━━━ The data ━━━

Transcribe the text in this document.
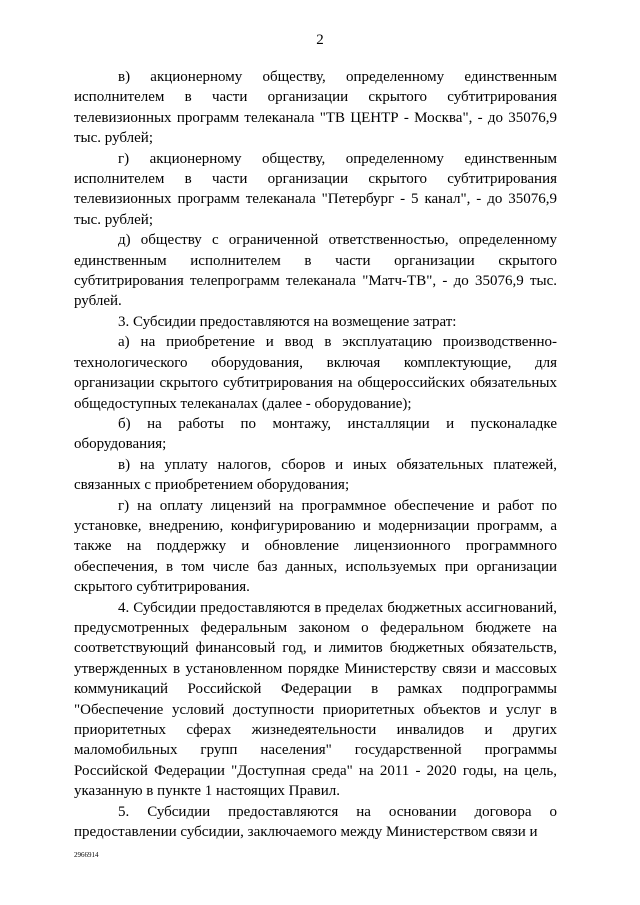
2

в) акционерному обществу, определенному единственным исполнителем в части организации скрытого субтитрирования телевизионных программ телеканала "ТВ ЦЕНТР - Москва", - до 35076,9 тыс. рублей;

г) акционерному обществу, определенному единственным исполнителем в части организации скрытого субтитрирования телевизионных программ телеканала "Петербург - 5 канал", - до 35076,9 тыс. рублей;

д) обществу с ограниченной ответственностью, определенному единственным исполнителем в части организации скрытого субтитрирования телепрограмм телеканала "Матч-ТВ", - до 35076,9 тыс. рублей.

3. Субсидии предоставляются на возмещение затрат:

а) на приобретение и ввод в эксплуатацию производственно-технологического оборудования, включая комплектующие, для организации скрытого субтитрирования на общероссийских обязательных общедоступных телеканалах (далее - оборудование);

б) на работы по монтажу, инсталляции и пусконаладке оборудования;

в) на уплату налогов, сборов и иных обязательных платежей, связанных с приобретением оборудования;

г) на оплату лицензий на программное обеспечение и работ по установке, внедрению, конфигурированию и модернизации программ, а также на поддержку и обновление лицензионного программного обеспечения, в том числе баз данных, используемых при организации скрытого субтитрирования.

4. Субсидии предоставляются в пределах бюджетных ассигнований, предусмотренных федеральным законом о федеральном бюджете на соответствующий финансовый год, и лимитов бюджетных обязательств, утвержденных в установленном порядке Министерству связи и массовых коммуникаций Российской Федерации в рамках подпрограммы "Обеспечение условий доступности приоритетных объектов и услуг в приоритетных сферах жизнедеятельности инвалидов и других маломобильных групп населения" государственной программы Российской Федерации "Доступная среда" на 2011 - 2020 годы, на цель, указанную в пункте 1 настоящих Правил.

5. Субсидии предоставляются на основании договора о предоставлении субсидии, заключаемого между Министерством связи и

2966914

━━━

Exercise brief: Locate and copy each line in the data above that includes the word "части".

Exercise output:
в) акционерному обществу, определенному единственным исполнителем в части организации скрытого субтитрирования телевизионных программ телеканала "ТВ ЦЕНТР - Москва", - до 35076,9 тыс. рублей;
г) акционерному обществу, определенному единственным исполнителем в части организации скрытого субтитрирования телевизионных программ телеканала "Петербург - 5 канал", - до 35076,9 тыс. рублей;
д) обществу с ограниченной ответственностью, определенному единственным исполнителем в части организации скрытого субтитрирования телепрограмм телеканала "Матч-ТВ", - до 35076,9 тыс. рублей.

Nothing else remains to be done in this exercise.